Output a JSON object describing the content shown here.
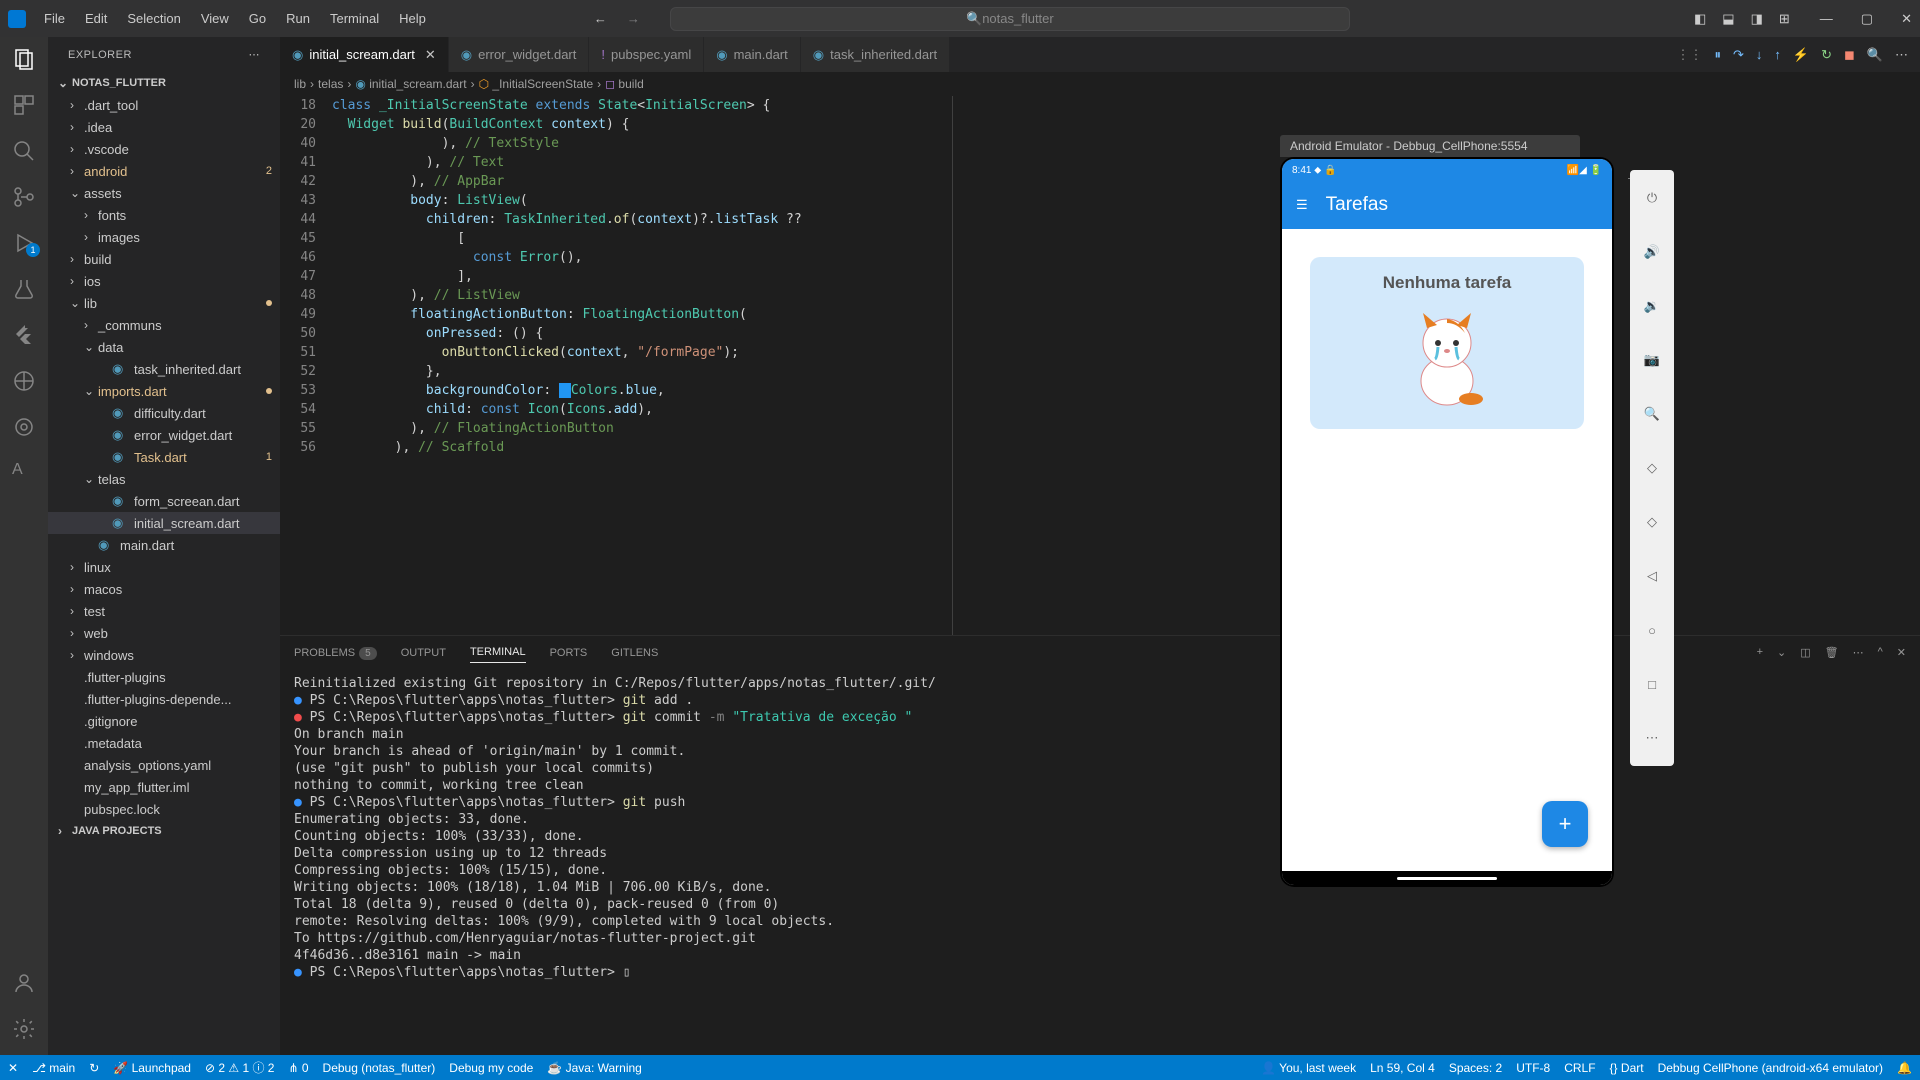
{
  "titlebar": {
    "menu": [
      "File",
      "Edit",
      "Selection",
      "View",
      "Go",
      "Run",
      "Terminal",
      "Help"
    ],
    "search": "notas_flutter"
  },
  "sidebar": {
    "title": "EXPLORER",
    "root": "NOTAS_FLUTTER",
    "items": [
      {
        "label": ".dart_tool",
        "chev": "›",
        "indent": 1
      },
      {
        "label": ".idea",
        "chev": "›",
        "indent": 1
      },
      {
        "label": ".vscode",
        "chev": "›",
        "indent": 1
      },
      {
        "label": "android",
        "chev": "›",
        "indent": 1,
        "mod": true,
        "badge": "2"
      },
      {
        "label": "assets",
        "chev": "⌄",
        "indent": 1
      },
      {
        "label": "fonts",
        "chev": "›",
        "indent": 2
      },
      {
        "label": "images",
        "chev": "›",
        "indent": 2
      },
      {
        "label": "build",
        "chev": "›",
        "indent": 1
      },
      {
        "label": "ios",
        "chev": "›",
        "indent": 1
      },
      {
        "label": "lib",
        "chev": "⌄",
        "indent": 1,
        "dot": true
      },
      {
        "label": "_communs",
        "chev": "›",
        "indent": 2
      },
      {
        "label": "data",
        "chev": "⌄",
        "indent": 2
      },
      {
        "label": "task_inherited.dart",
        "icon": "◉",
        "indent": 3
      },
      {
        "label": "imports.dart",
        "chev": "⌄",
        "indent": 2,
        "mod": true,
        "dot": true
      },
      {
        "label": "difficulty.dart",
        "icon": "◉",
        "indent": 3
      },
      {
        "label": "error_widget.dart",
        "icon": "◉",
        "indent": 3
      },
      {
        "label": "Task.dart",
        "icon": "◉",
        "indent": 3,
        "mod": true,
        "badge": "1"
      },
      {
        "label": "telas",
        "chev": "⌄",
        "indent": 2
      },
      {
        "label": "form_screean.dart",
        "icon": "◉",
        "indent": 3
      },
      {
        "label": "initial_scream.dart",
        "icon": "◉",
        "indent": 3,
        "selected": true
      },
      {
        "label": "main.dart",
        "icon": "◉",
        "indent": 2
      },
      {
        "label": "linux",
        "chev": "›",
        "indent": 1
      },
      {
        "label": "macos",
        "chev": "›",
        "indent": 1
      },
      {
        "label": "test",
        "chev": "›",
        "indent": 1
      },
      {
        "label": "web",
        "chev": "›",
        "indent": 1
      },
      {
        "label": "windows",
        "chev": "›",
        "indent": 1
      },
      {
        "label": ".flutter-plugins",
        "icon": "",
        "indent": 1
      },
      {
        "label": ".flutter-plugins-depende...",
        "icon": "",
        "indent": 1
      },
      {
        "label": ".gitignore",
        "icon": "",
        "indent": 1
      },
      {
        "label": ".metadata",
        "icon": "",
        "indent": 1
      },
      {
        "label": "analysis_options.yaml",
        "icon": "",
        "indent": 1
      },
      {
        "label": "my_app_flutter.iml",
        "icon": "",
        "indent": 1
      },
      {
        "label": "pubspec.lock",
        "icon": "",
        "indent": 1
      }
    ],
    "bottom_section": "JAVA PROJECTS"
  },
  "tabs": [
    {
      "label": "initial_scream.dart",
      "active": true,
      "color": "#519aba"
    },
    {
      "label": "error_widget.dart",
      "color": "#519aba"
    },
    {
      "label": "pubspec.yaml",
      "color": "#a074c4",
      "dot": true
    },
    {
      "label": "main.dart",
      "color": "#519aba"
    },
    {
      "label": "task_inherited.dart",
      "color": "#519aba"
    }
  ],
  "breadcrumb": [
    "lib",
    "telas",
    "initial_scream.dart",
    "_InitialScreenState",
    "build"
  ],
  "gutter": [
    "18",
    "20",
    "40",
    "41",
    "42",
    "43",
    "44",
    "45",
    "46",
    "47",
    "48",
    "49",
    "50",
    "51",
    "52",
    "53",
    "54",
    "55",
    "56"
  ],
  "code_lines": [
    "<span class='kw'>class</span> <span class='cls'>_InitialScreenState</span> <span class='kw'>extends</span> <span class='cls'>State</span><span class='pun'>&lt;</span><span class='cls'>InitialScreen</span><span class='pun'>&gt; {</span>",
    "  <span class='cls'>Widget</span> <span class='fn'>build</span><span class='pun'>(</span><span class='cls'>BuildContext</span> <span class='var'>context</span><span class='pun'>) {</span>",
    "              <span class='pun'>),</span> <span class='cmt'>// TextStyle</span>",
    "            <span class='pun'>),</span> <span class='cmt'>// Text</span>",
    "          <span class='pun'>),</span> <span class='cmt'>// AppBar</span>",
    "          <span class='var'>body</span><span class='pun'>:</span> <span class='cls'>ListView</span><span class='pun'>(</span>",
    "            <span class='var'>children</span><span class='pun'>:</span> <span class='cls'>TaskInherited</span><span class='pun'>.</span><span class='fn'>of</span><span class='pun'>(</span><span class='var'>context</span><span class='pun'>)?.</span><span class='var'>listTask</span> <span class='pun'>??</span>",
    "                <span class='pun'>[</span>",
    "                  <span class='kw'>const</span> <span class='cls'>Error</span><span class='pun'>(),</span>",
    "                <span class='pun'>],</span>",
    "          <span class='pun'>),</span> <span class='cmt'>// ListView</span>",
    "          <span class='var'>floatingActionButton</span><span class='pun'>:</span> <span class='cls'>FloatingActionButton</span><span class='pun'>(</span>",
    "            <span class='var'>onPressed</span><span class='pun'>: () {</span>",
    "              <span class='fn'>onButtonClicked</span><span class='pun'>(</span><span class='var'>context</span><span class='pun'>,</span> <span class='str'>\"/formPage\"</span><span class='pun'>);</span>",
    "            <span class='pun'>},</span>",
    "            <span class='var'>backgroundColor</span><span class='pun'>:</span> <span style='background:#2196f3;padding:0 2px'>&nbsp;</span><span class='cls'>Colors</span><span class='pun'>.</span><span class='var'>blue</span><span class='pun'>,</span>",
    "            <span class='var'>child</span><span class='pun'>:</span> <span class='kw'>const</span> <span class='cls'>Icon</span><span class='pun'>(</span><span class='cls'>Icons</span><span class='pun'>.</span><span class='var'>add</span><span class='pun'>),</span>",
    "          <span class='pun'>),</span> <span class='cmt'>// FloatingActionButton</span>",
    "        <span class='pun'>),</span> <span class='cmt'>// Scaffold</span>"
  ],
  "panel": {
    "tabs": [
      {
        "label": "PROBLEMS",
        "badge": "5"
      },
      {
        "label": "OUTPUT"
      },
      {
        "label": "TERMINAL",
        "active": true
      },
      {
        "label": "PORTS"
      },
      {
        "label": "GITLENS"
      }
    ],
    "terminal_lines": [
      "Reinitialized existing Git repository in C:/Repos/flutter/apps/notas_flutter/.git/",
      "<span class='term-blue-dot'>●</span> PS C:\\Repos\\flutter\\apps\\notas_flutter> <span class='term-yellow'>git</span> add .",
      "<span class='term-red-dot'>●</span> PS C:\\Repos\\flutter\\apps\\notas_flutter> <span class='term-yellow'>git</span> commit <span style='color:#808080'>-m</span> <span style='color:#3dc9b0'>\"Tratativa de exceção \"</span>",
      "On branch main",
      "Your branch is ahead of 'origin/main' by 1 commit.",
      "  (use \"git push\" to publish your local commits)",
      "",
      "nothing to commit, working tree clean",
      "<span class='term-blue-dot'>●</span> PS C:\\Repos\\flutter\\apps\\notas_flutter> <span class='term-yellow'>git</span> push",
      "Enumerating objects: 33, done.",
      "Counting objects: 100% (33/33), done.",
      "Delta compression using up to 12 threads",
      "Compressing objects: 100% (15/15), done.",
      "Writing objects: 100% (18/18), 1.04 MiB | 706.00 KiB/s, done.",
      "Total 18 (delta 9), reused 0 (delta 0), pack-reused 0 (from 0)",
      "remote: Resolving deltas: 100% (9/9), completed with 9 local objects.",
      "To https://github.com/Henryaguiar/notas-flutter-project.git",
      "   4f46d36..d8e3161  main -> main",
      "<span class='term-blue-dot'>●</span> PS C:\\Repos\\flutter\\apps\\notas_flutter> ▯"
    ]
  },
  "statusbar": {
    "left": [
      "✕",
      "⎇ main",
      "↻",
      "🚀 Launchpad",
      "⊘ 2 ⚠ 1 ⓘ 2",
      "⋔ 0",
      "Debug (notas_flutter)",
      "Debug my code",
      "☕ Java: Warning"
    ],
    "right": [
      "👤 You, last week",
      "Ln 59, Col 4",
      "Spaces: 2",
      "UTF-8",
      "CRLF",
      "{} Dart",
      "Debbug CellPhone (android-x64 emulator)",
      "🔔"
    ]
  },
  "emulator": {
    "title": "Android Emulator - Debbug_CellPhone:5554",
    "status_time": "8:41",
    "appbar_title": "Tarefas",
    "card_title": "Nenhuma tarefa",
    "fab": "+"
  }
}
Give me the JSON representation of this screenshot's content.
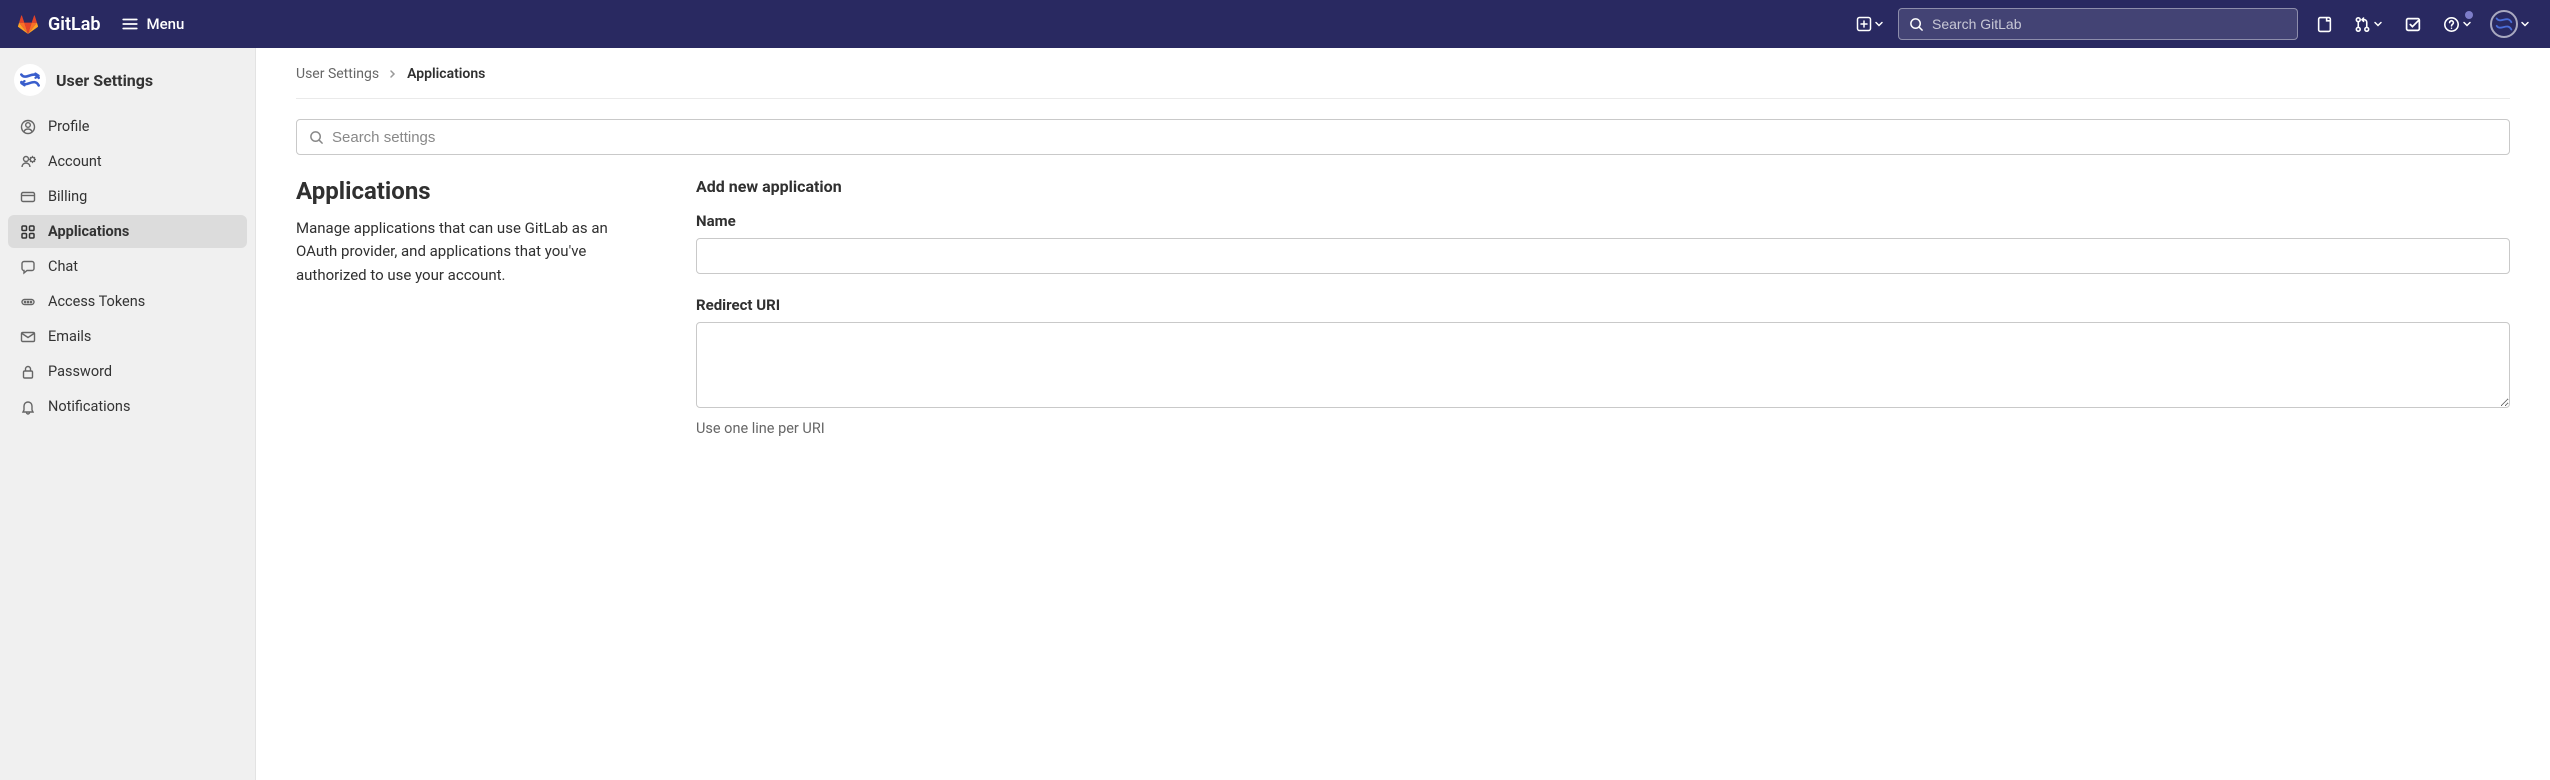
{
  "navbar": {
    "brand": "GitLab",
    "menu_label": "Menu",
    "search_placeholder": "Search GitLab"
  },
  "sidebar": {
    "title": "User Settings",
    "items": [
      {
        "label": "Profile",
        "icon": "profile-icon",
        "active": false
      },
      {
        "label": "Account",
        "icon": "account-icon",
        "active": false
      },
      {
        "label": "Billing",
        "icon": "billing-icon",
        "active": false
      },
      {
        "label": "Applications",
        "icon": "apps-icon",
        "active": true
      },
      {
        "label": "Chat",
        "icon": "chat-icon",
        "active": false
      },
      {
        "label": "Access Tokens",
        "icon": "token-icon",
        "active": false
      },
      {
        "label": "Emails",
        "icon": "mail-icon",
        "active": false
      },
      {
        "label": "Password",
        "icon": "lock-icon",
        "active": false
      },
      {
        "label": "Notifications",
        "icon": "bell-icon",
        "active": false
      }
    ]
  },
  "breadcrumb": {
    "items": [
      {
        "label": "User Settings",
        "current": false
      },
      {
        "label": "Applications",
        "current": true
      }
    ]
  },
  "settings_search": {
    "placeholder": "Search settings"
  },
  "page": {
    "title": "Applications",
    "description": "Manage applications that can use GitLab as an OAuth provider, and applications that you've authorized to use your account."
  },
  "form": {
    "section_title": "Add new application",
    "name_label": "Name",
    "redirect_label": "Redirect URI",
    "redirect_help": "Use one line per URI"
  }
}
*****
> [Aim]:
Work out how many lines of the listing above include "Repos". Answer with the number and nothing more.

> [Response to this task]:
5